### EXERCISE
From the study-methods excerpt below, print the section starting at "The 109 patients" and ending at "the underlying disease.".

### EXCERPTED PASSAGE

○ ○ ○ ○ ○

Table 2 Extracted data from abdominal CT and from the electronic patient recordsData analysis

One of the readers (with 4 years of experience) collected laboratory tests, clinical findings, patient history, treatment during hospitalization and results from surgery and histopathology, if available, for all patients (see Table 2). The reviewed variables included also age, sex, smoking, obesity, body mass index (BMI), comorbidities such as diabetes and heart disease (including coronary atherosclerosis, heart failure such as hypertensive cardiomyopathy, valvular stenosis, previous myocardial infarction, heart transplantation), other risk factors such as underlying malignancy, as well as symptoms (pain, nausea, vomiting), and clinical findings at the time of presentation and CT.

Treatment and patient outcome

The 109 patients were divided into two groups: Those who were operated (n = 85/78%) and those who were not operated within 30 days of CT (n = 24/22%). Patients who were not operated underwent conservative therapy according to the underlying disease.

Patients who underwent surgery were divided into a group with curative intent and to an exploratory group (which are not mutually exclusive, as there were explorative laparotomies that turned into surgery with curative intent, Fig. 1). Laparotomy and laparoscopy were categorised in the explorative group. The following types of surgery (i.e. subtotal and total colectomy, hemicolectomy right and left, partial resection of the small bowel, Hartmann surgery, ileocecal resection, sleeve gastrostomy and hepaticojejunostomy) were noted. Conservative treatment included, among others, the application of antibiotics, bowel rest and/or palliative care.

Fig. 1figure 1

Study flowchart. Please note that the total amount exceeds the number of patients as some received both endoscopy and surgery

Mortality rates were calculated for 30 days after CT (hereafter called short-term mortality).

Statistical analysis

A binary regression model was conducted to predict short-term mortality of the present data. A total of 78 bivariate models were constructed, one for each predictor variable of interest. Mortality was coded as a binary variable representing death, while the predictors were coded as continuous, ordinary (categories), nominal (each category regarded separately such as normal, high or low levels), and binary variables.

There were nine possible groups of correlated variables and one such group was discovered in the data (nausea and vomiting). Multi-collinearity tests, tests for suppression effects and confounding variables were performed to distinguish the independent effect of each predictor. In the cases where the variables were highly correlated, a factor score encompassing all of them was constructed after a parallel analysis to determine the number of components. Additionally, a principal component analysis was performed to calculate the respective score. This factor score was then used to calculate the unbiased effect of the variables.

Four separate multivariate models were conducted with the location of pneumatosis, distension, thickening, and edematous bowel wall as predictors. One multivariate logistic regression was conducted with these abnormalities in the colon as predictors. This was done because their effects were both significant in the previously calculated bivariate and multivariate models and there was a possibility of confounding effects. Finally, a multivariate model was conducted by including all significant variables. After tests of multicollinearity, likelihood ratio tests, and comparisons of information criteria, a model with an optimal set of predictors was constructed. All statistical analyses were performed using commercially available statistical software (R, R Core Team, version 4.0.2).

○ ○ ○ ○ ○

### MATERIAL SUPPLIED

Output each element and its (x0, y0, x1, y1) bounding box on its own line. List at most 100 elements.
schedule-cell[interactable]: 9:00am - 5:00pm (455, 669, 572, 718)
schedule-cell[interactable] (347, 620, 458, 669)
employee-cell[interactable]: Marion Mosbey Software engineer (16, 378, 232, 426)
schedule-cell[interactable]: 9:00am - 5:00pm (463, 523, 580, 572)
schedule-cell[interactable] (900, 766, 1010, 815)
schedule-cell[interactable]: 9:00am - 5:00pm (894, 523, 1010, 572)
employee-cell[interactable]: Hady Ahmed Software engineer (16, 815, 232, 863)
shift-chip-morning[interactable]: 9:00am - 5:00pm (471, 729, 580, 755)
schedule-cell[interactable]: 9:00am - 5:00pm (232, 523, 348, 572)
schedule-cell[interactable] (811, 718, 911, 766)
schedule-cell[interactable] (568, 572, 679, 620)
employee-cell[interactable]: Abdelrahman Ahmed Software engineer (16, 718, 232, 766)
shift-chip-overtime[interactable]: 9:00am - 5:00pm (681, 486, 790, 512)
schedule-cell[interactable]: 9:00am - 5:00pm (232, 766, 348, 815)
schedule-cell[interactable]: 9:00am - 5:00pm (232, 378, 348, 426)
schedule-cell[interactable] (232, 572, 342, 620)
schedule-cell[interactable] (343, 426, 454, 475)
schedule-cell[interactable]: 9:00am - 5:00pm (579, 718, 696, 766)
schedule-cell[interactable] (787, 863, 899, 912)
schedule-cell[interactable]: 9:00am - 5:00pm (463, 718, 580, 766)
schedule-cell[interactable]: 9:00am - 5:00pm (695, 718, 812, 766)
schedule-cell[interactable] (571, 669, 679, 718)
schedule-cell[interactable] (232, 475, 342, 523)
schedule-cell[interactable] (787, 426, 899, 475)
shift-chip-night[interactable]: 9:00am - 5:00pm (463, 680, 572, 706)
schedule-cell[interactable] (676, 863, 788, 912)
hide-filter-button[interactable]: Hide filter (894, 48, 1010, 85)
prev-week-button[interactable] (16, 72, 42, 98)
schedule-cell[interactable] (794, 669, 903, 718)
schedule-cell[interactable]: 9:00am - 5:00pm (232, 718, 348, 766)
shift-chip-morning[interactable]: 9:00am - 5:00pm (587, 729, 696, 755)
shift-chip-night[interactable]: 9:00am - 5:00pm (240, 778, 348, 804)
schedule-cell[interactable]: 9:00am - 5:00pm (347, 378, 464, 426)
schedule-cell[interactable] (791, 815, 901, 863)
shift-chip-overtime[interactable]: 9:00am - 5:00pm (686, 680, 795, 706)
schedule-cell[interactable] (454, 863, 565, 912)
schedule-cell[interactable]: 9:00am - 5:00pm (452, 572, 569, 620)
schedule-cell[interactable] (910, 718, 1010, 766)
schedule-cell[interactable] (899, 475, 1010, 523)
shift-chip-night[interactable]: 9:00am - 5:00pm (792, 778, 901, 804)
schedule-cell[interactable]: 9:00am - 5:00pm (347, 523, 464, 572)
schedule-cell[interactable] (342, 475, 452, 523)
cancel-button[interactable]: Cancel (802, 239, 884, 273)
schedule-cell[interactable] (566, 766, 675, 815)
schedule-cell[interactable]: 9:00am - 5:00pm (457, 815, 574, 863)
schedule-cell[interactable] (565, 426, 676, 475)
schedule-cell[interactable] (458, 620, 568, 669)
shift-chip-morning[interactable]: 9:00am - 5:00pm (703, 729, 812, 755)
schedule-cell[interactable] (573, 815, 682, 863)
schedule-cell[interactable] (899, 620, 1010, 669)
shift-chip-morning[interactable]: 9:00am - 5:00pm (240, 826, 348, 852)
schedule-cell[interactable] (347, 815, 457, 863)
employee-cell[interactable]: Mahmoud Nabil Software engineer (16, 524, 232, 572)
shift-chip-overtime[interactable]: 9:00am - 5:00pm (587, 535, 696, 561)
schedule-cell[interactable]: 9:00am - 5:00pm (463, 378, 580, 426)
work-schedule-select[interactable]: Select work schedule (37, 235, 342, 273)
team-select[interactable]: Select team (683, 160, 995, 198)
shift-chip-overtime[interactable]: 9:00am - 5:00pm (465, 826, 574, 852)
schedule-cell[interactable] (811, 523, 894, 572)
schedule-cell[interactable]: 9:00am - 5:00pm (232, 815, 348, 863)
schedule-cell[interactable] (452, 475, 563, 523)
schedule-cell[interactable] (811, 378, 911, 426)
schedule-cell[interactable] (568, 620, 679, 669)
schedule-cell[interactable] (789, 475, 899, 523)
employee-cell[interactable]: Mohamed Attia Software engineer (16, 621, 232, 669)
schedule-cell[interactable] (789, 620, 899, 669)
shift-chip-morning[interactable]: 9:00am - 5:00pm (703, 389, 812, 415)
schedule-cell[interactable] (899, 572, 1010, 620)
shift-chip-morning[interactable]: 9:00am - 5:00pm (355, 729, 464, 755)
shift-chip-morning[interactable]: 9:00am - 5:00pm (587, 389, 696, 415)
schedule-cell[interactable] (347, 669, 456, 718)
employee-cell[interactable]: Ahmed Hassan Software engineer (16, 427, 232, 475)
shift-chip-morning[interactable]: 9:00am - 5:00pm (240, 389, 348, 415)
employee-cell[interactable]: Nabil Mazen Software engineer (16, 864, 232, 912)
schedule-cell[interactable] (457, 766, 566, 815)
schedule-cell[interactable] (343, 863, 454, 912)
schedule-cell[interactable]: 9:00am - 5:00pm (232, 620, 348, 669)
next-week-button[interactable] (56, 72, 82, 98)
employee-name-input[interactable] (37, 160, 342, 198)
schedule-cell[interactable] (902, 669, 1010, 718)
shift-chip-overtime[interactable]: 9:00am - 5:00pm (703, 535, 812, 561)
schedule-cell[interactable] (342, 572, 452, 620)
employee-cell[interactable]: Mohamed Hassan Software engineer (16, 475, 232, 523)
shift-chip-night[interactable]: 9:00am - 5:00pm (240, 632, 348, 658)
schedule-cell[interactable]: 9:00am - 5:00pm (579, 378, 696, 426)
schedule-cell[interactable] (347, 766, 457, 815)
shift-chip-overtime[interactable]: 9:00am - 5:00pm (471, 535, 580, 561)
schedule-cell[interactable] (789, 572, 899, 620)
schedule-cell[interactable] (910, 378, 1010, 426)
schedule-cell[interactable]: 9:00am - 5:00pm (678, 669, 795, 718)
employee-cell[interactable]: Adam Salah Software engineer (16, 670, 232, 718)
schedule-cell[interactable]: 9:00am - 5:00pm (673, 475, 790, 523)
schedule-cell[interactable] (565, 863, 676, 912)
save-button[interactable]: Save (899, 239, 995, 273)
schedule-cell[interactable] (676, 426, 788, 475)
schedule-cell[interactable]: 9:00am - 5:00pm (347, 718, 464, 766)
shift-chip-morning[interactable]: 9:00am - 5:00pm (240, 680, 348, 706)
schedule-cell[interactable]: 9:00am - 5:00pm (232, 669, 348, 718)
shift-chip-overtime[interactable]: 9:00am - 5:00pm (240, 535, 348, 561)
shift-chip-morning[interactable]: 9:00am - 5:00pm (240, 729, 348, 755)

○ ○ ○ ○ ○

### SOLUTION TO THIS TASK
The 109 patients were divided into two groups: Those who were operated (n = 85/78%) and those who were not operated within 30 days of CT (n = 24/22%). Patients who were not operated underwent conservative therapy according to the underlying disease.